----- Supplied data -----
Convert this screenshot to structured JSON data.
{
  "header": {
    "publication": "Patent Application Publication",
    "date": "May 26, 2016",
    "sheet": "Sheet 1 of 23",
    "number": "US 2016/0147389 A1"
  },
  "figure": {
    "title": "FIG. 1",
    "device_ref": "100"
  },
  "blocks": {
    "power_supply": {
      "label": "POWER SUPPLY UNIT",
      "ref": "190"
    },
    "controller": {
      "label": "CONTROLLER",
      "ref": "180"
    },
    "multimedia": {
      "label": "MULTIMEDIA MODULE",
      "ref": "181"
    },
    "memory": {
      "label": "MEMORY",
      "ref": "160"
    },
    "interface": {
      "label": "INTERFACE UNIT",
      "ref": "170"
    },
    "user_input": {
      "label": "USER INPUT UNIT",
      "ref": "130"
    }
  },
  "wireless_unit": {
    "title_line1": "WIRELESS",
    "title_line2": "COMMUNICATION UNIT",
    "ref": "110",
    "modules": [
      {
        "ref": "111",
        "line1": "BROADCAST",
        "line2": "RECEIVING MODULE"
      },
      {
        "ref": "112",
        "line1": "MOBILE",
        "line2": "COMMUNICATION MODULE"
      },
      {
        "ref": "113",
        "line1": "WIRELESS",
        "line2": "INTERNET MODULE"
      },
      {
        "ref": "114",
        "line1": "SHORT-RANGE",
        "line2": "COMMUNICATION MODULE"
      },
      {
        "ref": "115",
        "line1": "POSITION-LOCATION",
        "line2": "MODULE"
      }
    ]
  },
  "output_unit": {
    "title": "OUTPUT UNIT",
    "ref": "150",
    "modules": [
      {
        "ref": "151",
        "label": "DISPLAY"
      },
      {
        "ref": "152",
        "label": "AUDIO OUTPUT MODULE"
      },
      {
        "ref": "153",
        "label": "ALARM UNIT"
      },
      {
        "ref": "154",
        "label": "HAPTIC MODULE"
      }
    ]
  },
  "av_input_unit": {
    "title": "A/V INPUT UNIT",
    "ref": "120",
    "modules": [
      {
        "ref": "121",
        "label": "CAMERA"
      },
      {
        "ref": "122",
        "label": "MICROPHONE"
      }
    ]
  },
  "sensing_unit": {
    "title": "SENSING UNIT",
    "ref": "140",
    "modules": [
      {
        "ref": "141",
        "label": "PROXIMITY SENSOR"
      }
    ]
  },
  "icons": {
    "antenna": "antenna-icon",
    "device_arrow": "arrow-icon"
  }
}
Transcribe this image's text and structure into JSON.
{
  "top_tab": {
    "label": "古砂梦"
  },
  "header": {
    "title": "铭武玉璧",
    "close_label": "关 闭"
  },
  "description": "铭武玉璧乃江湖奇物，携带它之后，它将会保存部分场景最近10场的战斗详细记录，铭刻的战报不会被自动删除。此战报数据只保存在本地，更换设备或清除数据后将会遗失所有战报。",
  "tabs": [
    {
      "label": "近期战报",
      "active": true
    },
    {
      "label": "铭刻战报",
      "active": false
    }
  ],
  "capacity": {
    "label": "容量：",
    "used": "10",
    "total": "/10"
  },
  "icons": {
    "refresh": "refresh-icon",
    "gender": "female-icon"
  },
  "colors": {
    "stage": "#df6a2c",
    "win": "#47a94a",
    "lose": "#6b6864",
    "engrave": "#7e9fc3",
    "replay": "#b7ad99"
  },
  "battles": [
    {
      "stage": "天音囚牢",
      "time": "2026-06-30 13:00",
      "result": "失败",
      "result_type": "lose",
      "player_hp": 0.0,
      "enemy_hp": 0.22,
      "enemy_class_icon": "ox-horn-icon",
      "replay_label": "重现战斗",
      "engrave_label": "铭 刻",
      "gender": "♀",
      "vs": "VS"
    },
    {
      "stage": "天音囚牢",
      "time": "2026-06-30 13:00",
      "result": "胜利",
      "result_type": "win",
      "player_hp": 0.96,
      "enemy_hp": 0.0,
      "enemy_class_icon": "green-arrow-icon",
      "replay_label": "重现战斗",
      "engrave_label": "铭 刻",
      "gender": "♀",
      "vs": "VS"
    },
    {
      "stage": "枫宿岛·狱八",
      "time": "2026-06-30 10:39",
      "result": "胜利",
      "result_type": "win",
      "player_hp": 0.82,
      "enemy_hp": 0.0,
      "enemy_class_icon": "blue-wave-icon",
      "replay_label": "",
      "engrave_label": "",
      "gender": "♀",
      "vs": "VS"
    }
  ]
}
-----
* Problem to solve *
Repeat exactly, and only, the lines from the line with "Transcribe this image's" through the end of the listing above, both ends included.

* Answer to this problem *
Transcribe this image's text and structure into JSON.
{
  "top_tab": {
    "label": "古砂梦"
  },
  "header": {
    "title": "铭武玉璧",
    "close_label": "关 闭"
  },
  "description": "铭武玉璧乃江湖奇物，携带它之后，它将会保存部分场景最近10场的战斗详细记录，铭刻的战报不会被自动删除。此战报数据只保存在本地，更换设备或清除数据后将会遗失所有战报。",
  "tabs": [
    {
      "label": "近期战报",
      "active": true
    },
    {
      "label": "铭刻战报",
      "active": false
    }
  ],
  "capacity": {
    "label": "容量：",
    "used": "10",
    "total": "/10"
  },
  "icons": {
    "refresh": "refresh-icon",
    "gender": "female-icon"
  },
  "colors": {
    "stage": "#df6a2c",
    "win": "#47a94a",
    "lose": "#6b6864",
    "engrave": "#7e9fc3",
    "replay": "#b7ad99"
  },
  "battles": [
    {
      "stage": "天音囚牢",
      "time": "2026-06-30 13:00",
      "result": "失败",
      "result_type": "lose",
      "player_hp": 0.0,
      "enemy_hp": 0.22,
      "enemy_class_icon": "ox-horn-icon",
      "replay_label": "重现战斗",
      "engrave_label": "铭 刻",
      "gender": "♀",
      "vs": "VS"
    },
    {
      "stage": "天音囚牢",
      "time": "2026-06-30 13:00",
      "result": "胜利",
      "result_type": "win",
      "player_hp": 0.96,
      "enemy_hp": 0.0,
      "enemy_class_icon": "green-arrow-icon",
      "replay_label": "重现战斗",
      "engrave_label": "铭 刻",
      "gender": "♀",
      "vs": "VS"
    },
    {
      "stage": "枫宿岛·狱八",
      "time": "2026-06-30 10:39",
      "result": "胜利",
      "result_type": "win",
      "player_hp": 0.82,
      "enemy_hp": 0.0,
      "enemy_class_icon": "blue-wave-icon",
      "replay_label": "",
      "engrave_label": "",
      "gender": "♀",
      "vs": "VS"
    }
  ]
}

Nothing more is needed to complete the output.